(Information given)
-*-
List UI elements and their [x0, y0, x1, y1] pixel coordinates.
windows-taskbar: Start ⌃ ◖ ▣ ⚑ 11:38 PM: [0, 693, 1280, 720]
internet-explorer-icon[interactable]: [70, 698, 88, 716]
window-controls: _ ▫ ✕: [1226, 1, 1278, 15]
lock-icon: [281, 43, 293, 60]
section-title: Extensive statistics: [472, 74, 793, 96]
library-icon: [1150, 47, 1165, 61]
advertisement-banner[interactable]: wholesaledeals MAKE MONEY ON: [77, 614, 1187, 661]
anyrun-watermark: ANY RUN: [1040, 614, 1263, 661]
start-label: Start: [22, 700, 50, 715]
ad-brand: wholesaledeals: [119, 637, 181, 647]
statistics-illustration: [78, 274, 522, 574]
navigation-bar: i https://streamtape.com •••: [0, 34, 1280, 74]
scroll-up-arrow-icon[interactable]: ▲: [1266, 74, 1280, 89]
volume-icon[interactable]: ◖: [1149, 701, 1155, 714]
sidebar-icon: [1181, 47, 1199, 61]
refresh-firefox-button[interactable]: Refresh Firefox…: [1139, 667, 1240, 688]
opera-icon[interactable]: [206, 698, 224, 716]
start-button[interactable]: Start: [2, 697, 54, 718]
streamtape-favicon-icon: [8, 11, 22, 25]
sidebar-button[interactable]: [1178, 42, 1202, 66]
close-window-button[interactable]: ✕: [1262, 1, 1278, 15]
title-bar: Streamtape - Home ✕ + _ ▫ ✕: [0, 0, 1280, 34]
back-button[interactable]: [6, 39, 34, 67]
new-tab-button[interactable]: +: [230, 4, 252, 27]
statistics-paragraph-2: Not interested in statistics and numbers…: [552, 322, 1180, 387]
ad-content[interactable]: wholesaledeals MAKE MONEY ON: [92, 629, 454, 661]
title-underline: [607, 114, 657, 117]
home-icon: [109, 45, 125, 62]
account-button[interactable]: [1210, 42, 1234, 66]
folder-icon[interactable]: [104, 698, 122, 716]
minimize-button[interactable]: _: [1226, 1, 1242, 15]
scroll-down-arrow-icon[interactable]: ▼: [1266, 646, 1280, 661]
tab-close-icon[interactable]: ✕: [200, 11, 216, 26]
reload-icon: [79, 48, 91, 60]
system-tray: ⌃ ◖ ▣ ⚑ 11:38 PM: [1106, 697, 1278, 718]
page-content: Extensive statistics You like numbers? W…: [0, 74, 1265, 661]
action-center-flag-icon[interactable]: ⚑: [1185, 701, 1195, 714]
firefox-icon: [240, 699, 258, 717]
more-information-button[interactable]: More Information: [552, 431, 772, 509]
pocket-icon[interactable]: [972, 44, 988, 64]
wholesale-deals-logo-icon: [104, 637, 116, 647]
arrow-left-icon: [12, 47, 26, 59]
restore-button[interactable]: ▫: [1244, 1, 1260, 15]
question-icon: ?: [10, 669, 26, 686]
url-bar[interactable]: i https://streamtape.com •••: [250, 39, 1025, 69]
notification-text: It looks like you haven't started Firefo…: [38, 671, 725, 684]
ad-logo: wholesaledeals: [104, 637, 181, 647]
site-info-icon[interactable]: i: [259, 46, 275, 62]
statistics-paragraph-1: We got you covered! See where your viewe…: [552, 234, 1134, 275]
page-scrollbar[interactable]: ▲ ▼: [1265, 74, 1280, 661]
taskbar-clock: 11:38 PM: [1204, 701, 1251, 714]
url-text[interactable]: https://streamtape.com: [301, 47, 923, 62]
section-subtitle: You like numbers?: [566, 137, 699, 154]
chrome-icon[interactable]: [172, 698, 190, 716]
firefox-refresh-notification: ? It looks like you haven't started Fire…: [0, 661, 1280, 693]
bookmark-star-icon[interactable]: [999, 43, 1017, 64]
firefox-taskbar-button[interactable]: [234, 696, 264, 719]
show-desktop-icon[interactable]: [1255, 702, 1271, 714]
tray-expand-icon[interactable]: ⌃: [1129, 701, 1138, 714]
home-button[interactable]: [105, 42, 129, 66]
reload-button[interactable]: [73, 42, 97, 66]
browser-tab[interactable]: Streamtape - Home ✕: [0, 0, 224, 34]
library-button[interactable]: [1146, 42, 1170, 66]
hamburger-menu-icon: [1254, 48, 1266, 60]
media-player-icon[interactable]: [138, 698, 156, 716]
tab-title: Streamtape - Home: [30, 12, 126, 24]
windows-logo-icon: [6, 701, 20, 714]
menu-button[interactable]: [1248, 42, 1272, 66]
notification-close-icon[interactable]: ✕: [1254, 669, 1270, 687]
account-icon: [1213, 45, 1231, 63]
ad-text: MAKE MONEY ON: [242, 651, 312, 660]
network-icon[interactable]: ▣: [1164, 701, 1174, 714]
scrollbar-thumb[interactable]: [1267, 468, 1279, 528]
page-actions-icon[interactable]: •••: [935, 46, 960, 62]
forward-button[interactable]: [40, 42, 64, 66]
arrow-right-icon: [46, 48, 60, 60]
-*-
(Aim of the exercise) Please copy every one of the entries above word for word, line by line.

(Problem solution)
List UI elements and their [x0, y0, x1, y1] pixel coordinates.
windows-taskbar: Start ⌃ ◖ ▣ ⚑ 11:38 PM: [0, 693, 1280, 720]
internet-explorer-icon[interactable]: [70, 698, 88, 716]
window-controls: _ ▫ ✕: [1226, 1, 1278, 15]
lock-icon: [281, 43, 293, 60]
section-title: Extensive statistics: [472, 74, 793, 96]
library-icon: [1150, 47, 1165, 61]
advertisement-banner[interactable]: wholesaledeals MAKE MONEY ON: [77, 614, 1187, 661]
anyrun-watermark: ANY RUN: [1040, 614, 1263, 661]
start-label: Start: [22, 700, 50, 715]
ad-brand: wholesaledeals: [119, 637, 181, 647]
statistics-illustration: [78, 274, 522, 574]
navigation-bar: i https://streamtape.com •••: [0, 34, 1280, 74]
scroll-up-arrow-icon[interactable]: ▲: [1266, 74, 1280, 89]
volume-icon[interactable]: ◖: [1149, 701, 1155, 714]
sidebar-icon: [1181, 47, 1199, 61]
refresh-firefox-button[interactable]: Refresh Firefox…: [1139, 667, 1240, 688]
opera-icon[interactable]: [206, 698, 224, 716]
start-button[interactable]: Start: [2, 697, 54, 718]
streamtape-favicon-icon: [8, 11, 22, 25]
sidebar-button[interactable]: [1178, 42, 1202, 66]
close-window-button[interactable]: ✕: [1262, 1, 1278, 15]
title-bar: Streamtape - Home ✕ + _ ▫ ✕: [0, 0, 1280, 34]
back-button[interactable]: [6, 39, 34, 67]
new-tab-button[interactable]: +: [230, 4, 252, 27]
statistics-paragraph-2: Not interested in statistics and numbers…: [552, 322, 1180, 387]
ad-content[interactable]: wholesaledeals MAKE MONEY ON: [92, 629, 454, 661]
title-underline: [607, 114, 657, 117]
home-icon: [109, 45, 125, 62]
account-button[interactable]: [1210, 42, 1234, 66]
folder-icon[interactable]: [104, 698, 122, 716]
minimize-button[interactable]: _: [1226, 1, 1242, 15]
scroll-down-arrow-icon[interactable]: ▼: [1266, 646, 1280, 661]
tab-close-icon[interactable]: ✕: [200, 11, 216, 26]
reload-icon: [79, 48, 91, 60]
system-tray: ⌃ ◖ ▣ ⚑ 11:38 PM: [1106, 697, 1278, 718]
page-content: Extensive statistics You like numbers? W…: [0, 74, 1265, 661]
action-center-flag-icon[interactable]: ⚑: [1185, 701, 1195, 714]
firefox-icon: [240, 699, 258, 717]
more-information-button[interactable]: More Information: [552, 431, 772, 509]
pocket-icon[interactable]: [972, 44, 988, 64]
wholesale-deals-logo-icon: [104, 637, 116, 647]
arrow-left-icon: [12, 47, 26, 59]
restore-button[interactable]: ▫: [1244, 1, 1260, 15]
question-icon: ?: [10, 669, 26, 686]
url-bar[interactable]: i https://streamtape.com •••: [250, 39, 1025, 69]
notification-text: It looks like you haven't started Firefo…: [38, 671, 725, 684]
ad-logo: wholesaledeals: [104, 637, 181, 647]
site-info-icon[interactable]: i: [259, 46, 275, 62]
statistics-paragraph-1: We got you covered! See where your viewe…: [552, 234, 1134, 275]
page-scrollbar[interactable]: ▲ ▼: [1265, 74, 1280, 661]
taskbar-clock: 11:38 PM: [1204, 701, 1251, 714]
url-text[interactable]: https://streamtape.com: [301, 47, 923, 62]
section-subtitle: You like numbers?: [566, 137, 699, 154]
chrome-icon[interactable]: [172, 698, 190, 716]
firefox-refresh-notification: ? It looks like you haven't started Fire…: [0, 661, 1280, 693]
bookmark-star-icon[interactable]: [999, 43, 1017, 64]
firefox-taskbar-button[interactable]: [234, 696, 264, 719]
show-desktop-icon[interactable]: [1255, 702, 1271, 714]
tray-expand-icon[interactable]: ⌃: [1129, 701, 1138, 714]
home-button[interactable]: [105, 42, 129, 66]
reload-button[interactable]: [73, 42, 97, 66]
browser-tab[interactable]: Streamtape - Home ✕: [0, 0, 224, 34]
library-button[interactable]: [1146, 42, 1170, 66]
hamburger-menu-icon: [1254, 48, 1266, 60]
media-player-icon[interactable]: [138, 698, 156, 716]
tab-title: Streamtape - Home: [30, 12, 126, 24]
windows-logo-icon: [6, 701, 20, 714]
menu-button[interactable]: [1248, 42, 1272, 66]
notification-close-icon[interactable]: ✕: [1254, 669, 1270, 687]
account-icon: [1213, 45, 1231, 63]
ad-text: MAKE MONEY ON: [242, 651, 312, 660]
network-icon[interactable]: ▣: [1164, 701, 1174, 714]
scrollbar-thumb[interactable]: [1267, 468, 1279, 528]
page-actions-icon[interactable]: •••: [935, 46, 960, 62]
forward-button[interactable]: [40, 42, 64, 66]
arrow-right-icon: [46, 48, 60, 60]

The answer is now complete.